What needs to be done:
Check each line for the word "this" and give how many have it. Say nothing else.

Data supplied:
-------------------------

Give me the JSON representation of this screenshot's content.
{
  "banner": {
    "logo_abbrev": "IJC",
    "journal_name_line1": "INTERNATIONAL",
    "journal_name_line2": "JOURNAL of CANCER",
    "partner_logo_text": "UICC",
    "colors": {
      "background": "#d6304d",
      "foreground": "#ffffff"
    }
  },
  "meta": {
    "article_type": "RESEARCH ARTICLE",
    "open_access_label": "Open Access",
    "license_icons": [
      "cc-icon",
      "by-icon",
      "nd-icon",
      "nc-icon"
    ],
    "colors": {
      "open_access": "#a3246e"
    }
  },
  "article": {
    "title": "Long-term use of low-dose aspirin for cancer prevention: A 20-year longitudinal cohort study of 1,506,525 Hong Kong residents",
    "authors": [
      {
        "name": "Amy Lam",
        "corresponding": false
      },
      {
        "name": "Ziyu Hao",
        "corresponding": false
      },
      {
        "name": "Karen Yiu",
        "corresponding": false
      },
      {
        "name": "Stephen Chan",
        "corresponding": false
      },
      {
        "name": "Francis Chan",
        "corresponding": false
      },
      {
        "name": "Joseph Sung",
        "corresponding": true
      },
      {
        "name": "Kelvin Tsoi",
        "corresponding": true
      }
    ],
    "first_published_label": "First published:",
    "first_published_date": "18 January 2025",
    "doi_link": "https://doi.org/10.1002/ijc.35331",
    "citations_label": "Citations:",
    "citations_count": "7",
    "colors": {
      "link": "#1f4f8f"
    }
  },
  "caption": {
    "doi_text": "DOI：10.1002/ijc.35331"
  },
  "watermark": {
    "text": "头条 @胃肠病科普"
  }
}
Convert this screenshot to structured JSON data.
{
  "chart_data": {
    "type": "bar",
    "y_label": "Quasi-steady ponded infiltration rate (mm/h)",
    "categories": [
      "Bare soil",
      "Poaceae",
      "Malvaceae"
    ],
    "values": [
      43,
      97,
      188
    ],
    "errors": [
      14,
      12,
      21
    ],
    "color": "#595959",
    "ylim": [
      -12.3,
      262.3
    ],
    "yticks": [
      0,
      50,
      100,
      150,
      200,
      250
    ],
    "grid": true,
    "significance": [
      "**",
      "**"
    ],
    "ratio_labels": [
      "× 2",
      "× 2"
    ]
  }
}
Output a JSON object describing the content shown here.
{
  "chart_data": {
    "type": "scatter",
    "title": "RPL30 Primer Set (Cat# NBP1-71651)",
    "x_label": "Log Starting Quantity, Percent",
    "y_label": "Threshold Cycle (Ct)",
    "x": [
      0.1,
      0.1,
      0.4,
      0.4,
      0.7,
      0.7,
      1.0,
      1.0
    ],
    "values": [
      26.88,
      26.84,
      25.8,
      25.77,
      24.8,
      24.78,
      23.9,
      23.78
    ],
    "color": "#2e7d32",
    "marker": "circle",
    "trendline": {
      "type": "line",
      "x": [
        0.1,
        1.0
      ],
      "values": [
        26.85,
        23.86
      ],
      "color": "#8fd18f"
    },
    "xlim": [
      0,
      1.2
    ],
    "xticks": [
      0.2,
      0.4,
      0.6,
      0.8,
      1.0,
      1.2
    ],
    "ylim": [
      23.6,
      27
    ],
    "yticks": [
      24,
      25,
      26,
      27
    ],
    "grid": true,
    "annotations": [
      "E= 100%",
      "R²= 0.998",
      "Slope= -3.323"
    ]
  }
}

-------------------------

In response:
2